**Goal 1:** In the rows below, retype the lines from the one containing "height-label: H: [713, 112, 725, 130]" up to and including the one containing "upload-button-label: アッ…: [801, 295, 850, 314]".

*** Text shown

SMTP #
- SMTP works over TCP
- The MTA (message transfer agent) actually sends the mail over TCP
- The system administrator sets up the MTA
- The user-agent is what the user interacts with, and this communicates with the MTA to send the mail
- This is the gui (e.g. outlook) or cli (
mail
)
- Each host has a mailbox
- All SMTP is is a protocol from sending mail from one system to the mailbox on another host
- DNS mx records indicate mail servers for a given host
- e.g. can run
host google.com
and some mail servers will be listed
host -a google.com
will print out preference values for each alternate mail server
- Mx records with the lowest preference value are tried first
- If your server has a domain name of mydomain.com, each user will have a mailbox of user@mydomain.com
- (all system users don’t necessarily have a mailbox but can be added to)

******
*** Source data

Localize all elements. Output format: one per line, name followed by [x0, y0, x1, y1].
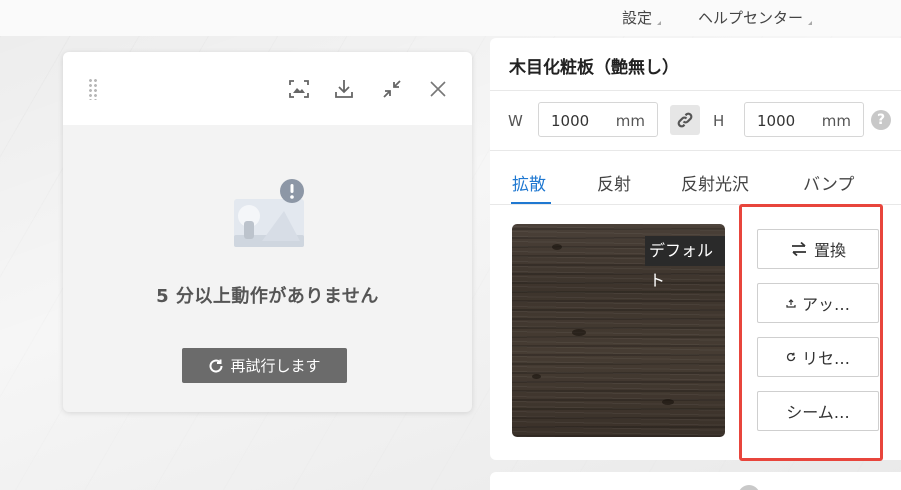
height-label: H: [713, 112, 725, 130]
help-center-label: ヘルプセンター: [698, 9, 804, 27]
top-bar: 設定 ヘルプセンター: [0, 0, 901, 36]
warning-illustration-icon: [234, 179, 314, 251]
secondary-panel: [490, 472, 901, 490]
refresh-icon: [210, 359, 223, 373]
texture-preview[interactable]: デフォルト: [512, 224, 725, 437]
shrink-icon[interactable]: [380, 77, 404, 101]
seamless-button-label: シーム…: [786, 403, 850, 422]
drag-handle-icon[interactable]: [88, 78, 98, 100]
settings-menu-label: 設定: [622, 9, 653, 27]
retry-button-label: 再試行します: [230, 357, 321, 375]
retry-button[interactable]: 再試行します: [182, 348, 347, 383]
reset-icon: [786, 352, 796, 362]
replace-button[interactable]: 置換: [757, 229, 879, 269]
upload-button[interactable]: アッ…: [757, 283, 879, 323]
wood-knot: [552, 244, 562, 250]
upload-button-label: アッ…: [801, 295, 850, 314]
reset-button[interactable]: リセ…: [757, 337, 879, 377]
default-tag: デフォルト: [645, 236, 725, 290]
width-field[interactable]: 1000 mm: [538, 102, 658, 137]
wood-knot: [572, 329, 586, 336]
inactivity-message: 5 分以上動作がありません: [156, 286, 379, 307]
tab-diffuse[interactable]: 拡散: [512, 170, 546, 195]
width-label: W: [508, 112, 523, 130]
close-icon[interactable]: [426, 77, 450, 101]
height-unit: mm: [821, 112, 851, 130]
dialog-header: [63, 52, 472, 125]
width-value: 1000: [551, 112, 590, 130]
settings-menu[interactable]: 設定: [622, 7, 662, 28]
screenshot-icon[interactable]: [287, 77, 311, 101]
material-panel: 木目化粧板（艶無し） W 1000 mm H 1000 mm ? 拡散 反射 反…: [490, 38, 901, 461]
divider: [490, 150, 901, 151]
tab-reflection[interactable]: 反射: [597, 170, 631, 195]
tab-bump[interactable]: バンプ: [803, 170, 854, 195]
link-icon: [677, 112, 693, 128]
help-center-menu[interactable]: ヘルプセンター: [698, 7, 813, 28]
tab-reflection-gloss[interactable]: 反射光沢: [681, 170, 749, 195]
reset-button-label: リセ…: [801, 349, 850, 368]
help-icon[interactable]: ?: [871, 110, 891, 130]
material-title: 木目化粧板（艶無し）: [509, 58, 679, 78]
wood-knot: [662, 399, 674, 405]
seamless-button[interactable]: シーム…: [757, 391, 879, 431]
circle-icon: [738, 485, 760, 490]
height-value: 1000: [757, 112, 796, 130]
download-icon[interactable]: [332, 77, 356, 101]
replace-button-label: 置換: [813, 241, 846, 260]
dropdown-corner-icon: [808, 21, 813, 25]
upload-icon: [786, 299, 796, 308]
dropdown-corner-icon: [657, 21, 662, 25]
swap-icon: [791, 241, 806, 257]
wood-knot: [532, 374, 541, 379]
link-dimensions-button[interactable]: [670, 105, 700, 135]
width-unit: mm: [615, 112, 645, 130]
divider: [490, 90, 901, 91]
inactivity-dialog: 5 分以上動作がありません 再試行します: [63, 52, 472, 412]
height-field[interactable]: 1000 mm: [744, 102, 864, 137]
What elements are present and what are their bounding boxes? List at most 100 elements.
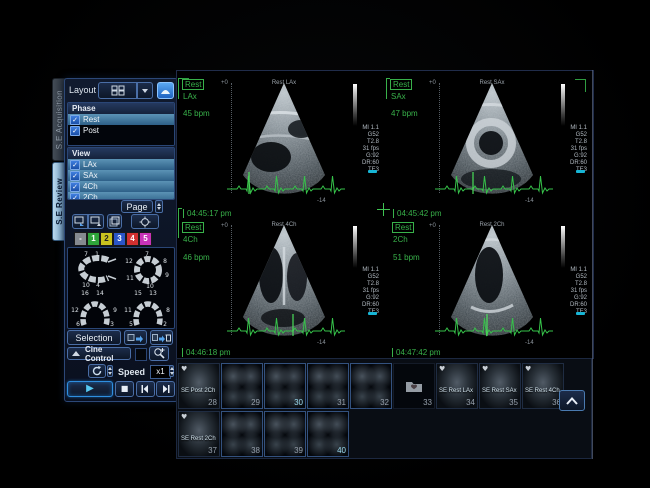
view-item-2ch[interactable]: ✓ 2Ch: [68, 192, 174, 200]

******

**Goal 2:** Echo the SMTP notes above from "- Each host" up to and including "be added to)".

**Correct answer 1:**
height-label: H: [713, 112, 725, 130]
help-center-label: ヘルプセンター: [698, 9, 804, 27]
top-bar: 設定 ヘルプセンター: [0, 0, 901, 36]
warning-illustration-icon: [234, 179, 314, 251]
secondary-panel: [490, 472, 901, 490]
refresh-icon: [210, 359, 223, 373]
texture-preview[interactable]: デフォルト: [512, 224, 725, 437]
shrink-icon[interactable]: [380, 77, 404, 101]
seamless-button-label: シーム…: [786, 403, 850, 422]
drag-handle-icon[interactable]: [88, 78, 98, 100]
settings-menu-label: 設定: [622, 9, 653, 27]
retry-button-label: 再試行します: [230, 357, 321, 375]
retry-button[interactable]: 再試行します: [182, 348, 347, 383]
reset-icon: [786, 352, 796, 362]
replace-button[interactable]: 置換: [757, 229, 879, 269]
upload-button[interactable]: アッ…: [757, 283, 879, 323]
wood-knot: [552, 244, 562, 250]
upload-button-label: アッ…: [801, 295, 850, 314]

**Correct answer 2:**
- Each host has a mailbox
- All SMTP is is a protocol from sending mail from one system to the mailbox on another host
- DNS mx records indicate mail servers for a given host
- e.g. can run
host google.com
and some mail servers will be listed
host -a google.com
will print out preference values for each alternate mail server
- Mx records with the lowest preference value are tried first
- If your server has a domain name of mydomain.com, each user will have a mailbox of user@mydomain.com
- (all system users don’t necessarily have a mailbox but can be added to)